* _The task_
Word for word, quote all of the material, omitting the pictures.

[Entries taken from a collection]
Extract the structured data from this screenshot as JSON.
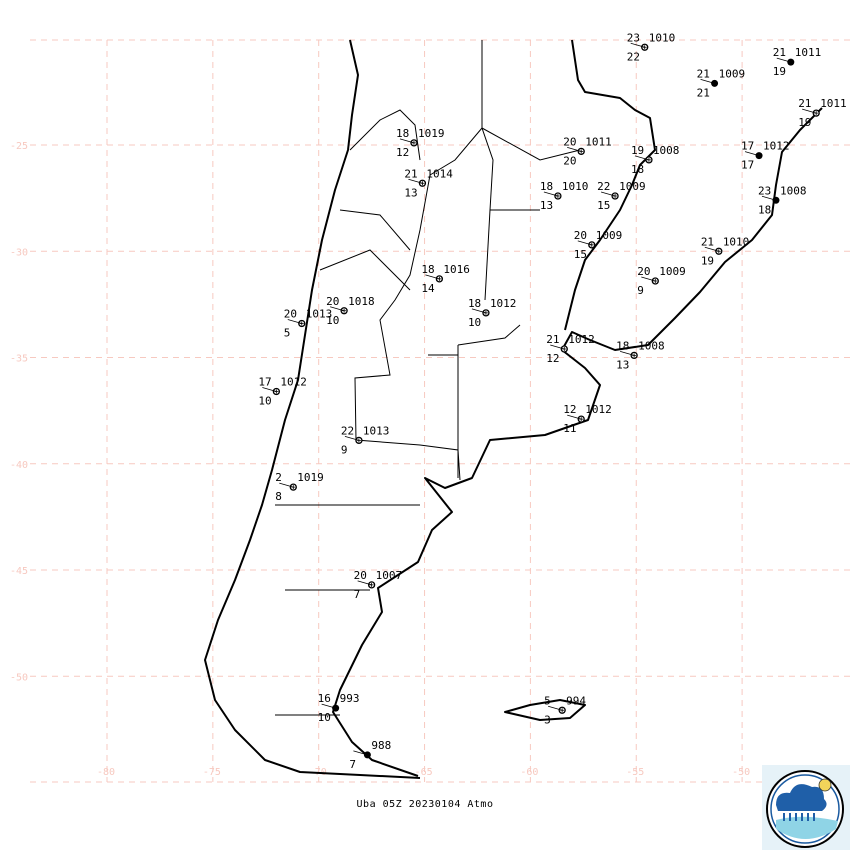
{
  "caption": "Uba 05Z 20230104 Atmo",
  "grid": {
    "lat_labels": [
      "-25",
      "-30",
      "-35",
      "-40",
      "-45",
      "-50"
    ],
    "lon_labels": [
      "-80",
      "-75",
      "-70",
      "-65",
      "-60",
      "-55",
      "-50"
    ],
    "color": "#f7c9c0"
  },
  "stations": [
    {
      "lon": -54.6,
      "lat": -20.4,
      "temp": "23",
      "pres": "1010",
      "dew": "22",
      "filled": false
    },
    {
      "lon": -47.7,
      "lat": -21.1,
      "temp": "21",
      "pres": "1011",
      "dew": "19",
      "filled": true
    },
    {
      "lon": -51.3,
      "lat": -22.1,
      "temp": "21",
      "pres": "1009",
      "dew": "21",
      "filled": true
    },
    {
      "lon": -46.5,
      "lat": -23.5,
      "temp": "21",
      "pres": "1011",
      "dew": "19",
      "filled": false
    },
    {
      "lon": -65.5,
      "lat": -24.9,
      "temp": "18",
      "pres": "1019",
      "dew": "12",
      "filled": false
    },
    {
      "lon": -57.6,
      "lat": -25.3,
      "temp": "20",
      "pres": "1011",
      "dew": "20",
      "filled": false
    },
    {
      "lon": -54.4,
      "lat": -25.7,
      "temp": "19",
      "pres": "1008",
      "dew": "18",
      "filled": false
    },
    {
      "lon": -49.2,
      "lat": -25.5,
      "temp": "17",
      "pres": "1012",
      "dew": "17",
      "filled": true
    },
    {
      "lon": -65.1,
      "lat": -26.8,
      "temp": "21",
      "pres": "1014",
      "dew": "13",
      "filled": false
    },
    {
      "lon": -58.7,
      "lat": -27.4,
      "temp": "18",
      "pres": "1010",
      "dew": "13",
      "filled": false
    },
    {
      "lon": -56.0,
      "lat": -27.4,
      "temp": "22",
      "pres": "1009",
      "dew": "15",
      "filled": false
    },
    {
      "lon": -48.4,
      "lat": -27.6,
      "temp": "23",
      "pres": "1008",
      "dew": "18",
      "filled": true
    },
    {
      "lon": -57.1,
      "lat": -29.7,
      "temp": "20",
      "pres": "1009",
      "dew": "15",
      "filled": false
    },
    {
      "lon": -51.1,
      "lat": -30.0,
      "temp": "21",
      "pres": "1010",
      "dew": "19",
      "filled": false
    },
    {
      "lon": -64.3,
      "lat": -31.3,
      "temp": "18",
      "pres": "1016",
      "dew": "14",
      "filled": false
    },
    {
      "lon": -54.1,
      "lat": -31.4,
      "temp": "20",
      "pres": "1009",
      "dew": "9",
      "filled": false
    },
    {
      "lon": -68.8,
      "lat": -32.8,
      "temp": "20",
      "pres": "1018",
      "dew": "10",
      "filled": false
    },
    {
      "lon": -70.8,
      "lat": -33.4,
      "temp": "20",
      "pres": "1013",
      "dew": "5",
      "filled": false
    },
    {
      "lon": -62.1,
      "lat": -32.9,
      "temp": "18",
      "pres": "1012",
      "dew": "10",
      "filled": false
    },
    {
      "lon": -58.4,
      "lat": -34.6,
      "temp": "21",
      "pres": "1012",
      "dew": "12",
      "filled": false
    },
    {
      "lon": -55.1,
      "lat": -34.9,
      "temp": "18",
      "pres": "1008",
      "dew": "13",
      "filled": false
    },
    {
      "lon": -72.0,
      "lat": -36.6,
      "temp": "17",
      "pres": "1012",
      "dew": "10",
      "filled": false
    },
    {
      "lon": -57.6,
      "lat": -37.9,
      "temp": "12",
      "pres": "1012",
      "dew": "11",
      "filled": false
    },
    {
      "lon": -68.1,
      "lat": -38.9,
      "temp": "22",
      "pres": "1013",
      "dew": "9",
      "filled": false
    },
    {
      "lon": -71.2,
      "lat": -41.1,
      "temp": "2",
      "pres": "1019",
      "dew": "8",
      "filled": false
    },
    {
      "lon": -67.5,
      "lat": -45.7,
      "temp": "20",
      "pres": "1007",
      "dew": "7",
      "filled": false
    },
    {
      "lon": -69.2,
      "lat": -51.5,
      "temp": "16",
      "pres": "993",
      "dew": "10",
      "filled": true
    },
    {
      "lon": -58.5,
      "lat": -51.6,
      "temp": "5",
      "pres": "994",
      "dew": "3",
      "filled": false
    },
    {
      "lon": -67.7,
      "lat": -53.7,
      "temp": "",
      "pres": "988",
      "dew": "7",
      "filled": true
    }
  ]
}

* _The output_
Extract the structured data from this screenshot as JSON.
{
  "caption": "Uba 05Z 20230104 Atmo",
  "grid": {
    "lat_labels": [
      "-25",
      "-30",
      "-35",
      "-40",
      "-45",
      "-50"
    ],
    "lon_labels": [
      "-80",
      "-75",
      "-70",
      "-65",
      "-60",
      "-55",
      "-50"
    ],
    "color": "#f7c9c0"
  },
  "stations": [
    {
      "lon": -54.6,
      "lat": -20.4,
      "temp": "23",
      "pres": "1010",
      "dew": "22",
      "filled": false
    },
    {
      "lon": -47.7,
      "lat": -21.1,
      "temp": "21",
      "pres": "1011",
      "dew": "19",
      "filled": true
    },
    {
      "lon": -51.3,
      "lat": -22.1,
      "temp": "21",
      "pres": "1009",
      "dew": "21",
      "filled": true
    },
    {
      "lon": -46.5,
      "lat": -23.5,
      "temp": "21",
      "pres": "1011",
      "dew": "19",
      "filled": false
    },
    {
      "lon": -65.5,
      "lat": -24.9,
      "temp": "18",
      "pres": "1019",
      "dew": "12",
      "filled": false
    },
    {
      "lon": -57.6,
      "lat": -25.3,
      "temp": "20",
      "pres": "1011",
      "dew": "20",
      "filled": false
    },
    {
      "lon": -54.4,
      "lat": -25.7,
      "temp": "19",
      "pres": "1008",
      "dew": "18",
      "filled": false
    },
    {
      "lon": -49.2,
      "lat": -25.5,
      "temp": "17",
      "pres": "1012",
      "dew": "17",
      "filled": true
    },
    {
      "lon": -65.1,
      "lat": -26.8,
      "temp": "21",
      "pres": "1014",
      "dew": "13",
      "filled": false
    },
    {
      "lon": -58.7,
      "lat": -27.4,
      "temp": "18",
      "pres": "1010",
      "dew": "13",
      "filled": false
    },
    {
      "lon": -56.0,
      "lat": -27.4,
      "temp": "22",
      "pres": "1009",
      "dew": "15",
      "filled": false
    },
    {
      "lon": -48.4,
      "lat": -27.6,
      "temp": "23",
      "pres": "1008",
      "dew": "18",
      "filled": true
    },
    {
      "lon": -57.1,
      "lat": -29.7,
      "temp": "20",
      "pres": "1009",
      "dew": "15",
      "filled": false
    },
    {
      "lon": -51.1,
      "lat": -30.0,
      "temp": "21",
      "pres": "1010",
      "dew": "19",
      "filled": false
    },
    {
      "lon": -64.3,
      "lat": -31.3,
      "temp": "18",
      "pres": "1016",
      "dew": "14",
      "filled": false
    },
    {
      "lon": -54.1,
      "lat": -31.4,
      "temp": "20",
      "pres": "1009",
      "dew": "9",
      "filled": false
    },
    {
      "lon": -68.8,
      "lat": -32.8,
      "temp": "20",
      "pres": "1018",
      "dew": "10",
      "filled": false
    },
    {
      "lon": -70.8,
      "lat": -33.4,
      "temp": "20",
      "pres": "1013",
      "dew": "5",
      "filled": false
    },
    {
      "lon": -62.1,
      "lat": -32.9,
      "temp": "18",
      "pres": "1012",
      "dew": "10",
      "filled": false
    },
    {
      "lon": -58.4,
      "lat": -34.6,
      "temp": "21",
      "pres": "1012",
      "dew": "12",
      "filled": false
    },
    {
      "lon": -55.1,
      "lat": -34.9,
      "temp": "18",
      "pres": "1008",
      "dew": "13",
      "filled": false
    },
    {
      "lon": -72.0,
      "lat": -36.6,
      "temp": "17",
      "pres": "1012",
      "dew": "10",
      "filled": false
    },
    {
      "lon": -57.6,
      "lat": -37.9,
      "temp": "12",
      "pres": "1012",
      "dew": "11",
      "filled": false
    },
    {
      "lon": -68.1,
      "lat": -38.9,
      "temp": "22",
      "pres": "1013",
      "dew": "9",
      "filled": false
    },
    {
      "lon": -71.2,
      "lat": -41.1,
      "temp": "2",
      "pres": "1019",
      "dew": "8",
      "filled": false
    },
    {
      "lon": -67.5,
      "lat": -45.7,
      "temp": "20",
      "pres": "1007",
      "dew": "7",
      "filled": false
    },
    {
      "lon": -69.2,
      "lat": -51.5,
      "temp": "16",
      "pres": "993",
      "dew": "10",
      "filled": true
    },
    {
      "lon": -58.5,
      "lat": -51.6,
      "temp": "5",
      "pres": "994",
      "dew": "3",
      "filled": false
    },
    {
      "lon": -67.7,
      "lat": -53.7,
      "temp": "",
      "pres": "988",
      "dew": "7",
      "filled": true
    }
  ]
}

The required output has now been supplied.